> _必要な作業_:
下に示す、ウシ凍結精液への還元型グルタチオン添加を扱った文章を、最後の文の後から書き継いでください。

-------- 本文 --------

ウシ精液凍結用希釈液への還元型グルタチオン添加は体外受精成績を改善する

要約

ウシ精液の凍結用希釈液へ還元型グルタチオンを添加することにより、凍結-融解後の精子を体外受精に用いた際の前核形成、卵割・胚発生率、および胚の質が改善する。

  • キーワード : 雄ウシ、凍結精液、抗酸化剤、体外胚生産
  • 担当 : 畜産研究部門・乳牛精密管理研究領域・乳牛繁殖性向上グループ
  • 代表連絡先 :
  • 分類 : 研究成果情報

背景・ねらい

凍結-融解に伴う細胞傷害は精子の受精能や抗酸化能の低下を引き起こすため、雄ウシ個体間での精液の耐凍性や受胎性のばらつきの原因となっている可能性がある。そこで、受胎性の安定したウシ凍結精液を生産する技術を開発するために、精子内に存在する抗酸化物質であり凍結-融解によって精子内の含有量が低下する還元型グルタチオン(GSH)に着目し、精液凍結用の希釈液への予めのGSH補給がウシ凍結精液の質および体外受精成績へ及ぼす影響を明らかにする。

成果の内容・特徴

  • 雄ウシより採取した精液を、GSHを添加した卵黄ベースの一次希釈液、および耐凍剤を含む二次希釈液により希釈した後、凍結処理を行う。
  • GSHを添加した凍結精液を体外受精に用いることで、卵割率および胚盤胞発生率が改善する個体がみられる(図1)。
  • 卵割率が改善した個体1では、GSHを添加することで受精後の雄性前核の形成速度が速まり、内部細胞塊(ICM)の割合の増加と胚のDNAダメージの減少といった、胚盤胞の質を示す指標が改善する(図2、3)。

成果の活用面・留意点

  • 新鮮精液の希釈時に添加処理を行うため、体外受精における凍結-融解後の操作が不要である。人工授精への適用は未検討である。
  • GSHの至適添加濃度は、個体または精液ロットにより異なる傾向がみられ、希釈液の組成や新鮮精液の性状により変動する可能性が考えられる。

-------- データ部分 --------

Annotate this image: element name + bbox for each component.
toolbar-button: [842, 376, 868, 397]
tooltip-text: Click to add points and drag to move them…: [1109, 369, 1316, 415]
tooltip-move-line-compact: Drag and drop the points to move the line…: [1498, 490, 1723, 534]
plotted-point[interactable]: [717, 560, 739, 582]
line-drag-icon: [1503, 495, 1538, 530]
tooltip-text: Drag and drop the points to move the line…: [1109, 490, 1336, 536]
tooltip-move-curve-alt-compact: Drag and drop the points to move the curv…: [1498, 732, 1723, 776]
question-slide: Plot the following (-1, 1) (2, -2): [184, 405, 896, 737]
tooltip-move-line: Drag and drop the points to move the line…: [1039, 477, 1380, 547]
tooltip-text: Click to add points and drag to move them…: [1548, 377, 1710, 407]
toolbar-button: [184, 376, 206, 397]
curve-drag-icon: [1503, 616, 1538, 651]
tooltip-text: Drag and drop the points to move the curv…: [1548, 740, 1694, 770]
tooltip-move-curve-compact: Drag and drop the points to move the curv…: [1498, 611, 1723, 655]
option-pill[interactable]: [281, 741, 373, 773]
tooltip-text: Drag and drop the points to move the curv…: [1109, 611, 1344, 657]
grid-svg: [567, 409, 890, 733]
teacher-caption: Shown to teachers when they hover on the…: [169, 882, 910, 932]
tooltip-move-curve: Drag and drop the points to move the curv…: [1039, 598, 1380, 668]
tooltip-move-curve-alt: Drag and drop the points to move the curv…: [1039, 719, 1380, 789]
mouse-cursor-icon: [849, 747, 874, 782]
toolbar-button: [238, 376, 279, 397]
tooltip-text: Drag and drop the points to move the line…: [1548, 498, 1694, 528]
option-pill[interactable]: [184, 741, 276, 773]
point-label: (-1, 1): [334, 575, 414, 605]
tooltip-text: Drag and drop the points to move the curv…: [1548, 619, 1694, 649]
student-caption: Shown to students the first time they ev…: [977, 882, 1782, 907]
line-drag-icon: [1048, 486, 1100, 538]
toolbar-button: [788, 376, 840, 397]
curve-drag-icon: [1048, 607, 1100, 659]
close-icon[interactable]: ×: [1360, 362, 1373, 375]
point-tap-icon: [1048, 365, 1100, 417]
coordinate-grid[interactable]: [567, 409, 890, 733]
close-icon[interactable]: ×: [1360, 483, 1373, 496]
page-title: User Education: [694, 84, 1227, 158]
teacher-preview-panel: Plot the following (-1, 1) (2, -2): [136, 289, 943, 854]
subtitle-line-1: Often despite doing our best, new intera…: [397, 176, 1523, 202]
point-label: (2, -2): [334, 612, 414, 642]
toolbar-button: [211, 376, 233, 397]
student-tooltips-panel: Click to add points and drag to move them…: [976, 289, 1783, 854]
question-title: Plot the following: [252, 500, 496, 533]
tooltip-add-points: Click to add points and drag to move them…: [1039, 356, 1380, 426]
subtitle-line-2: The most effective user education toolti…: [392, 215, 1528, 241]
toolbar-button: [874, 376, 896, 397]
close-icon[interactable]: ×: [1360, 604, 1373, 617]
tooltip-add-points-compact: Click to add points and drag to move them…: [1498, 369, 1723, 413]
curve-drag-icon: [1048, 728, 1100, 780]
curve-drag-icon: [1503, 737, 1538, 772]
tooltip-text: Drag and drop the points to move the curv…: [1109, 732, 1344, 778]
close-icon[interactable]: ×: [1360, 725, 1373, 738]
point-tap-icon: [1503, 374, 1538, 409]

--------

> _演習の出力_:
  • GSHの添加による精液の質について、FITC-PNA/PI染色法で評価した生存性および先体正常性への悪い影響はみられない。ただし、GSHの添加が過剰な場合には、精子運動性が低下する、またはTUNE(TdT-mediated dUTP Nick End Labeling)法で評価したDNA損傷率が増加する精液がみられるため、至適濃度での添加が必要である。

具体的データ

その他

  • 予算区分 : 交付金、民間資金等(伊藤記念財団研究助成)
  • 研究期間 : 2017~2021年度
  • 研究担当者 : 緒方和子、武田久美子、ソムファイ タマス、小林栄治、渡邊伸也、今井昭(広島県畜技セ)、佐藤伸哉(広島県畜技セ)、西野景知(茨城県畜産セ)、木村和輝(茨城県畜産セ)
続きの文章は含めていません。